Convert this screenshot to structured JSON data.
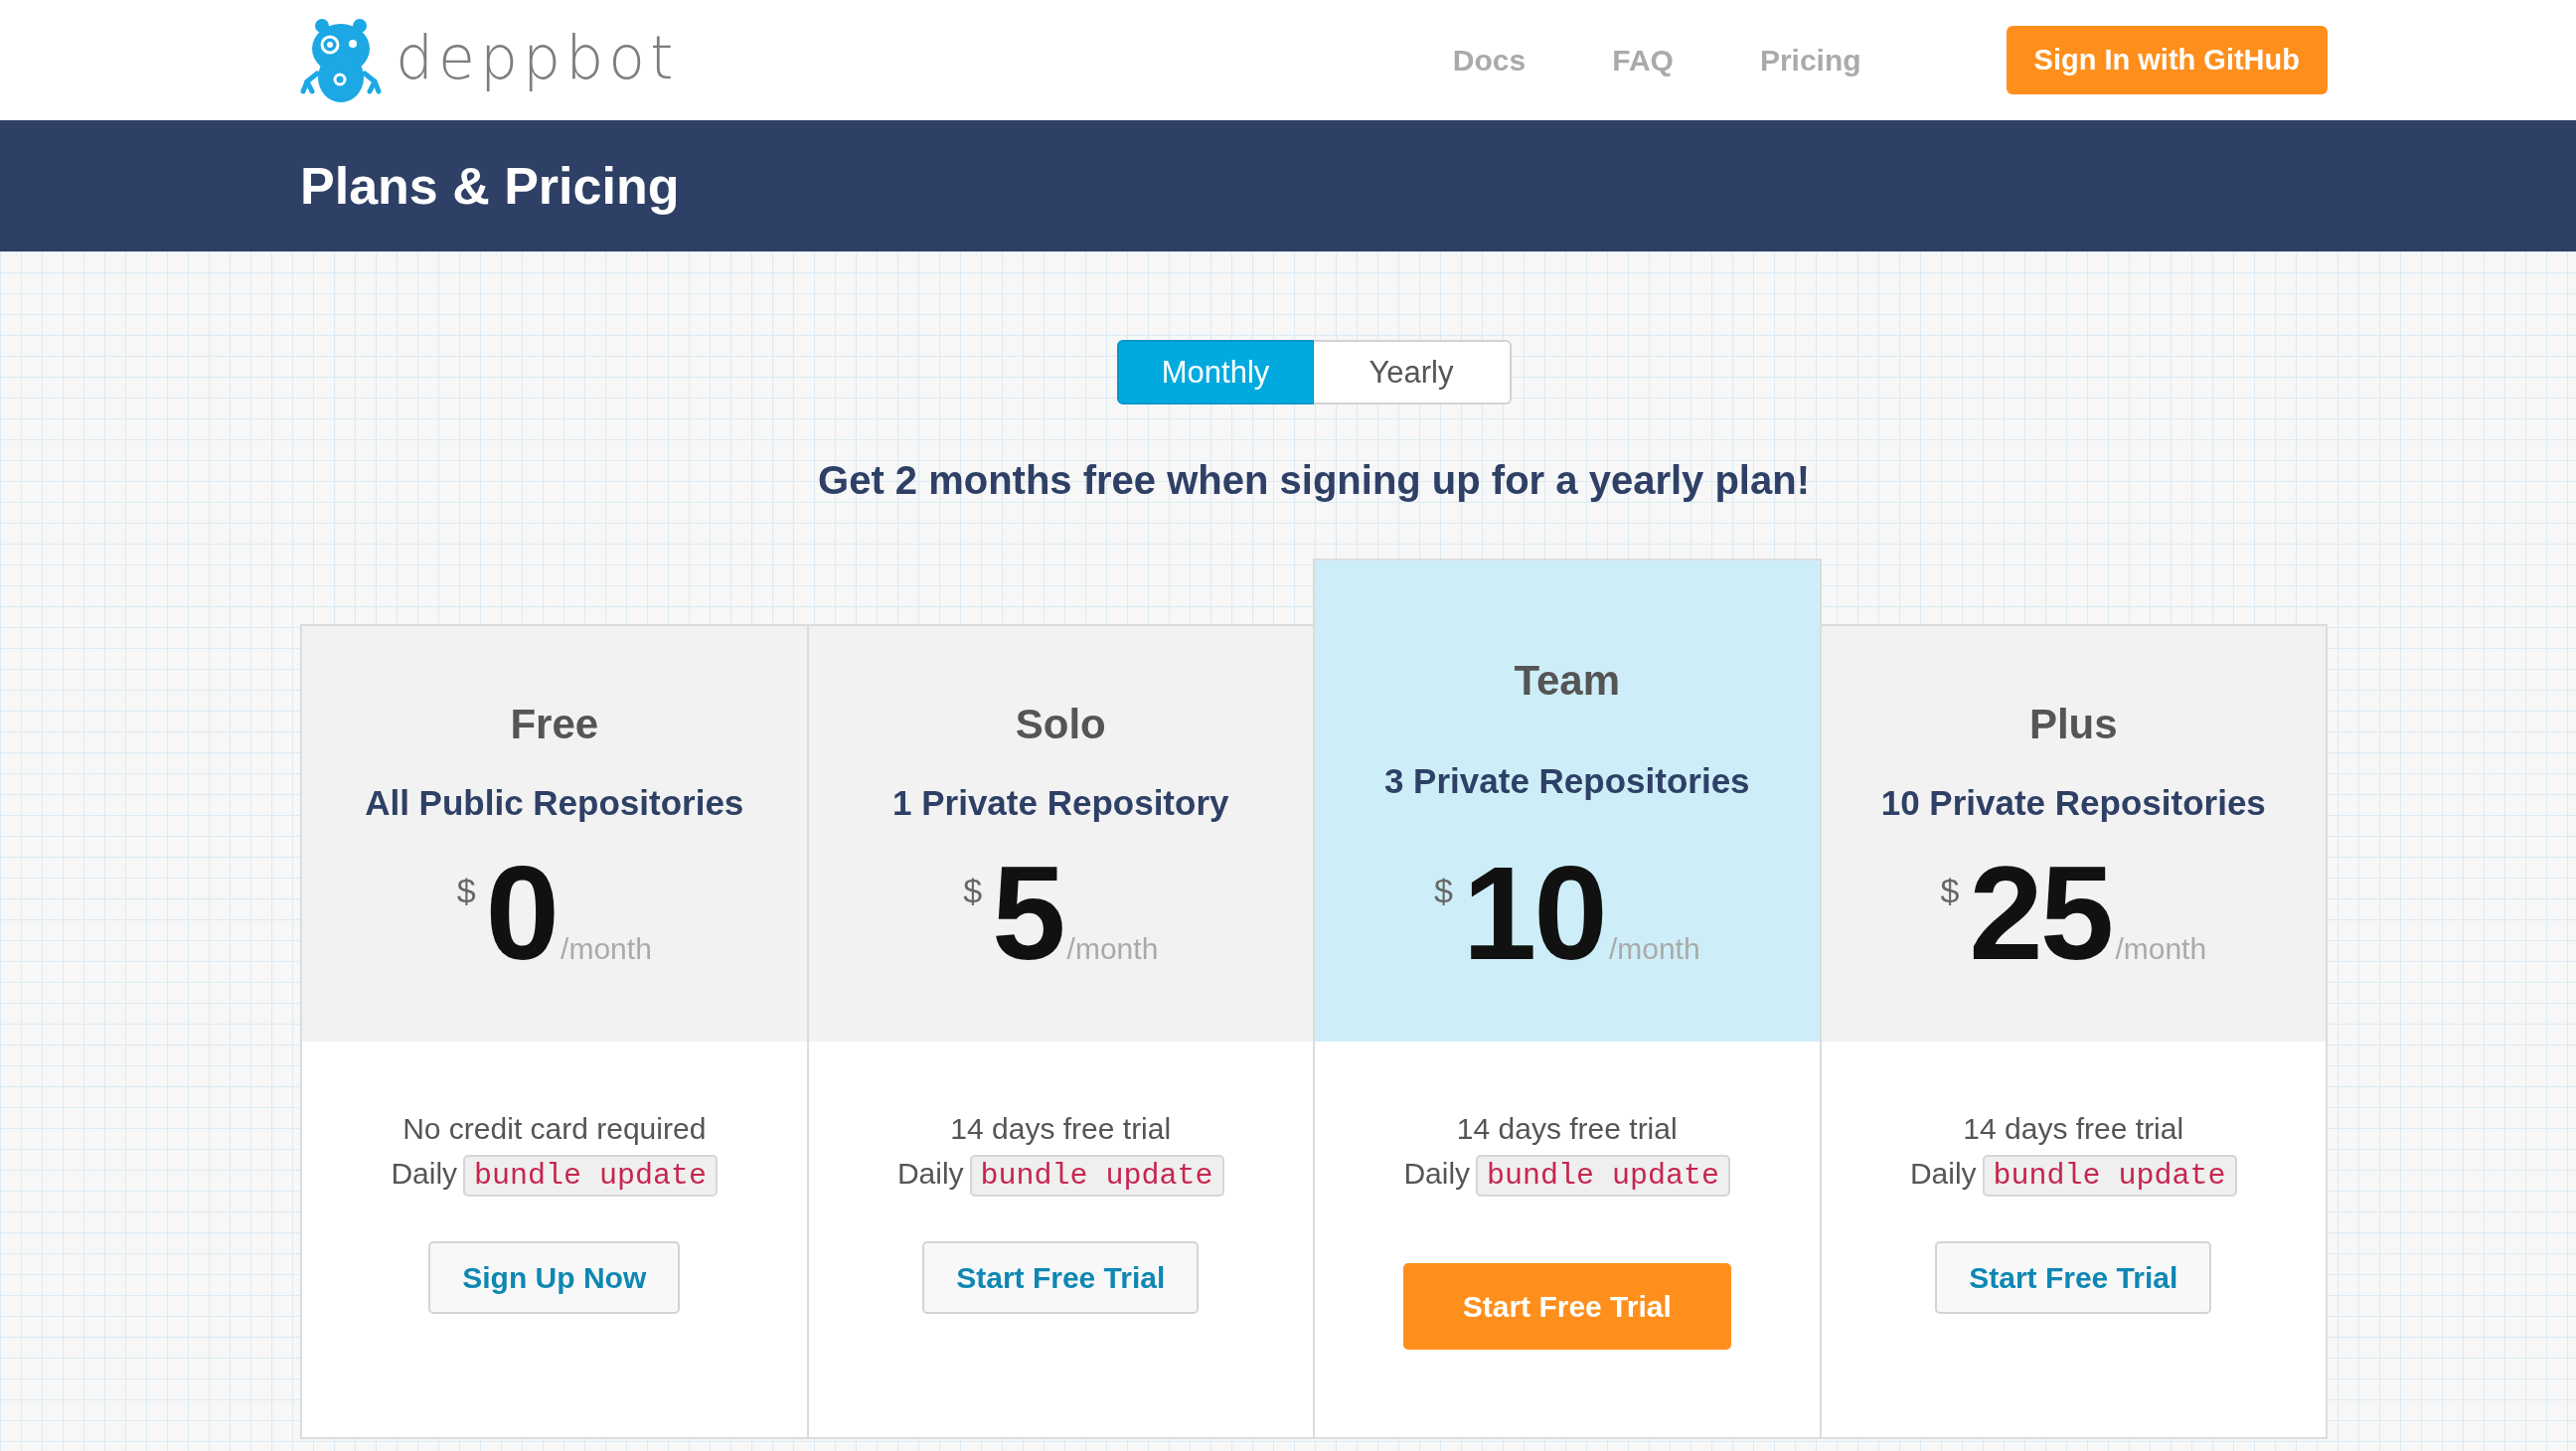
{
  "header": {
    "brand": "deppbot",
    "nav": [
      {
        "label": "Docs"
      },
      {
        "label": "FAQ"
      },
      {
        "label": "Pricing"
      }
    ],
    "sign_in_button": "Sign In with GitHub"
  },
  "banner": {
    "title": "Plans & Pricing"
  },
  "billing_toggle": [
    {
      "label": "Monthly",
      "selected": true
    },
    {
      "label": "Yearly",
      "selected": false
    }
  ],
  "promo": "Get 2 months free when signing up for a yearly plan!",
  "plans": [
    {
      "name": "Free",
      "repositories": "All Public Repositories",
      "currency": "$",
      "price": "0",
      "period": "/month",
      "note": "No credit card required",
      "feature": {
        "label": "Daily",
        "code": "bundle update"
      },
      "button": "Sign Up Now",
      "featured": false
    },
    {
      "name": "Solo",
      "repositories": "1 Private Repository",
      "currency": "$",
      "price": "5",
      "period": "/month",
      "note": "14 days free trial",
      "feature": {
        "label": "Daily",
        "code": "bundle update"
      },
      "button": "Start Free Trial",
      "featured": false
    },
    {
      "name": "Team",
      "repositories": "3 Private Repositories",
      "currency": "$",
      "price": "10",
      "period": "/month",
      "note": "14 days free trial",
      "feature": {
        "label": "Daily",
        "code": "bundle update"
      },
      "button": "Start Free Trial",
      "featured": true
    },
    {
      "name": "Plus",
      "repositories": "10 Private Repositories",
      "currency": "$",
      "price": "25",
      "period": "/month",
      "note": "14 days free trial",
      "feature": {
        "label": "Daily",
        "code": "bundle update"
      },
      "button": "Start Free Trial",
      "featured": false
    }
  ]
}
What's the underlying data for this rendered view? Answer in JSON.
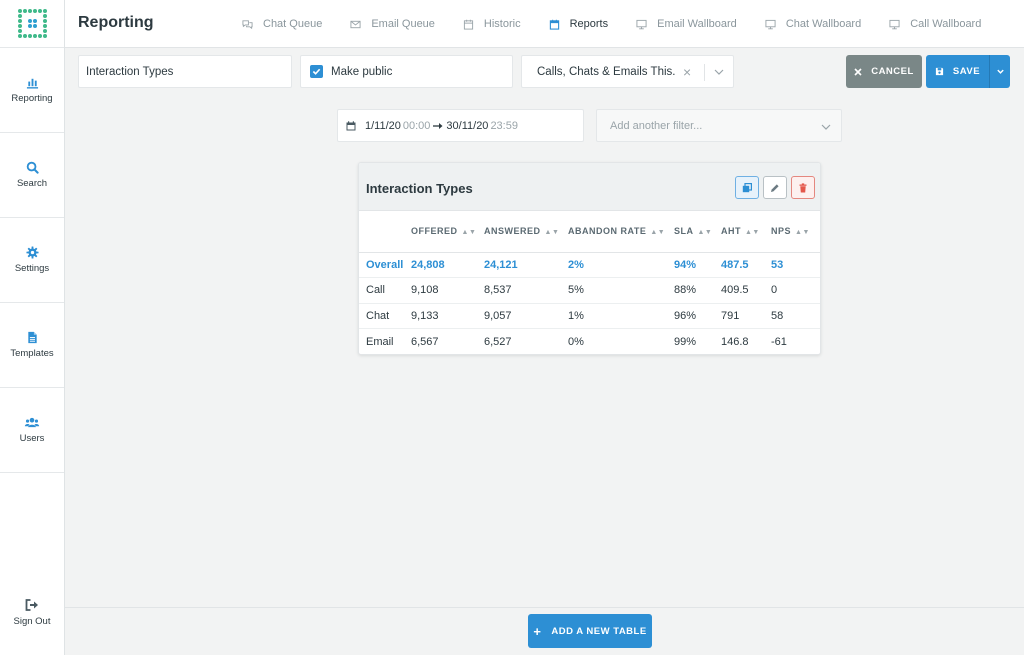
{
  "header": {
    "title": "Reporting",
    "tabs": [
      {
        "label": "Chat Queue",
        "icon": "chat-icon",
        "active": false
      },
      {
        "label": "Email Queue",
        "icon": "envelope-icon",
        "active": false
      },
      {
        "label": "Historic",
        "icon": "calendar-icon",
        "active": false
      },
      {
        "label": "Reports",
        "icon": "calendar-icon",
        "active": true
      },
      {
        "label": "Email Wallboard",
        "icon": "monitor-icon",
        "active": false
      },
      {
        "label": "Chat Wallboard",
        "icon": "monitor-icon",
        "active": false
      },
      {
        "label": "Call Wallboard",
        "icon": "monitor-icon",
        "active": false
      }
    ]
  },
  "sidebar": {
    "items": [
      {
        "label": "Reporting",
        "icon": "bar-chart-icon"
      },
      {
        "label": "Search",
        "icon": "search-icon"
      },
      {
        "label": "Settings",
        "icon": "gear-icon"
      },
      {
        "label": "Templates",
        "icon": "document-icon"
      },
      {
        "label": "Users",
        "icon": "users-icon"
      }
    ],
    "signout_label": "Sign Out"
  },
  "toolbar": {
    "report_name": "Interaction Types",
    "make_public_label": "Make public",
    "make_public_checked": true,
    "data_source": "Calls, Chats & Emails This.",
    "cancel_label": "CANCEL",
    "save_label": "SAVE"
  },
  "filters": {
    "date_from": "1/11/20",
    "time_from": "00:00",
    "date_to": "30/11/20",
    "time_to": "23:59",
    "add_filter_placeholder": "Add another filter..."
  },
  "table": {
    "title": "Interaction Types",
    "columns": [
      "OFFERED",
      "ANSWERED",
      "ABANDON RATE",
      "SLA",
      "AHT",
      "NPS"
    ],
    "rows": [
      {
        "label": "Overall",
        "values": [
          "24,808",
          "24,121",
          "2%",
          "94%",
          "487.5",
          "53"
        ]
      },
      {
        "label": "Call",
        "values": [
          "9,108",
          "8,537",
          "5%",
          "88%",
          "409.5",
          "0"
        ]
      },
      {
        "label": "Chat",
        "values": [
          "9,133",
          "9,057",
          "1%",
          "96%",
          "791",
          "58"
        ]
      },
      {
        "label": "Email",
        "values": [
          "6,567",
          "6,527",
          "0%",
          "99%",
          "146.8",
          "-61"
        ]
      }
    ]
  },
  "footer": {
    "add_table_label": "ADD A NEW TABLE"
  },
  "colors": {
    "accent": "#2d8fd4",
    "brand": "#3fb98a",
    "cancel": "#7a8787",
    "danger": "#e4574b"
  }
}
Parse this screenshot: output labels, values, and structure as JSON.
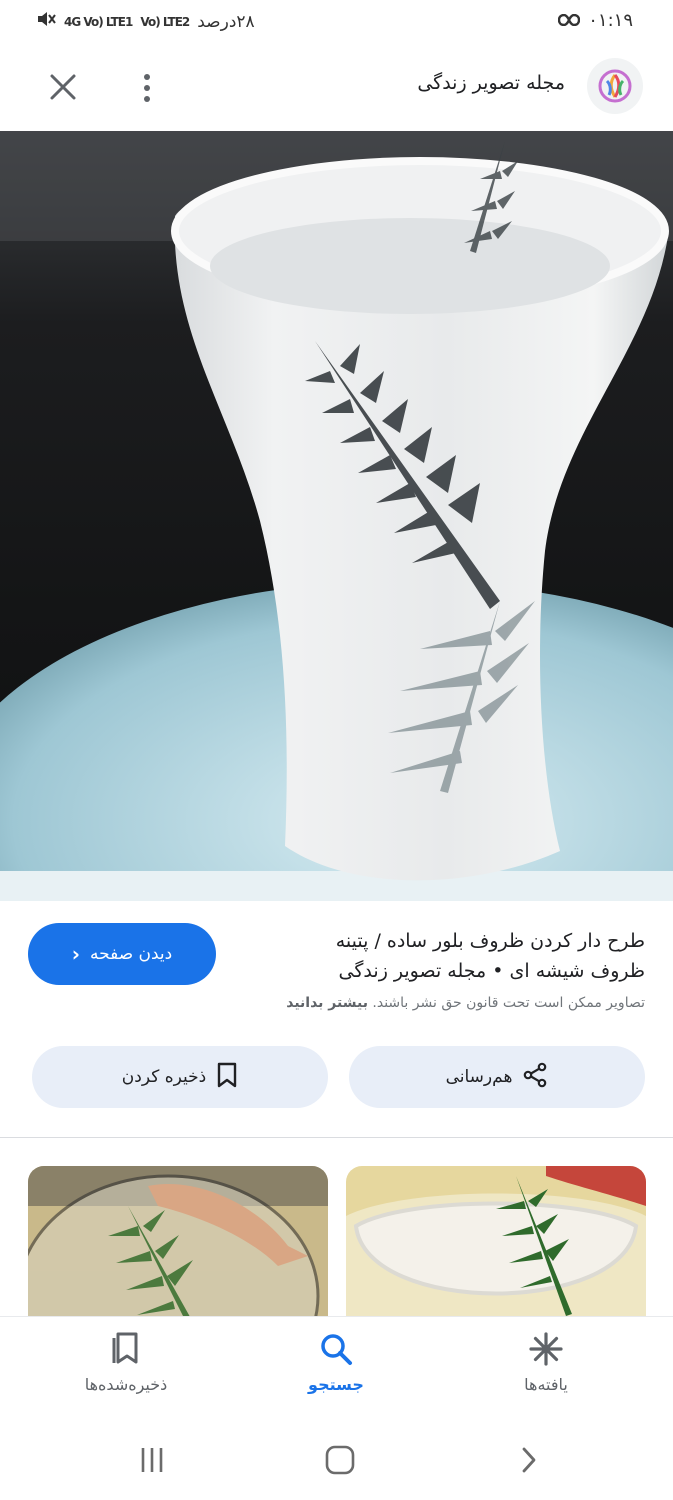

* _Given exercise_:
Go through the listing above and locate each line that holds the word "icon". Copy those lines.

* _Reply to the task_:
        "icon": "chat-icon",
        "icon": "envelope-icon",
        "icon": "calendar-icon",
        "icon": "calendar-icon",
        "icon": "monitor-icon",
        "icon": "monitor-icon",
        "icon": "monitor-icon",
        "icon": "bar-chart-icon"
        "icon": "search-icon"
        "icon": "gear-icon"
        "icon": "document-icon"
        "icon": "users-icon"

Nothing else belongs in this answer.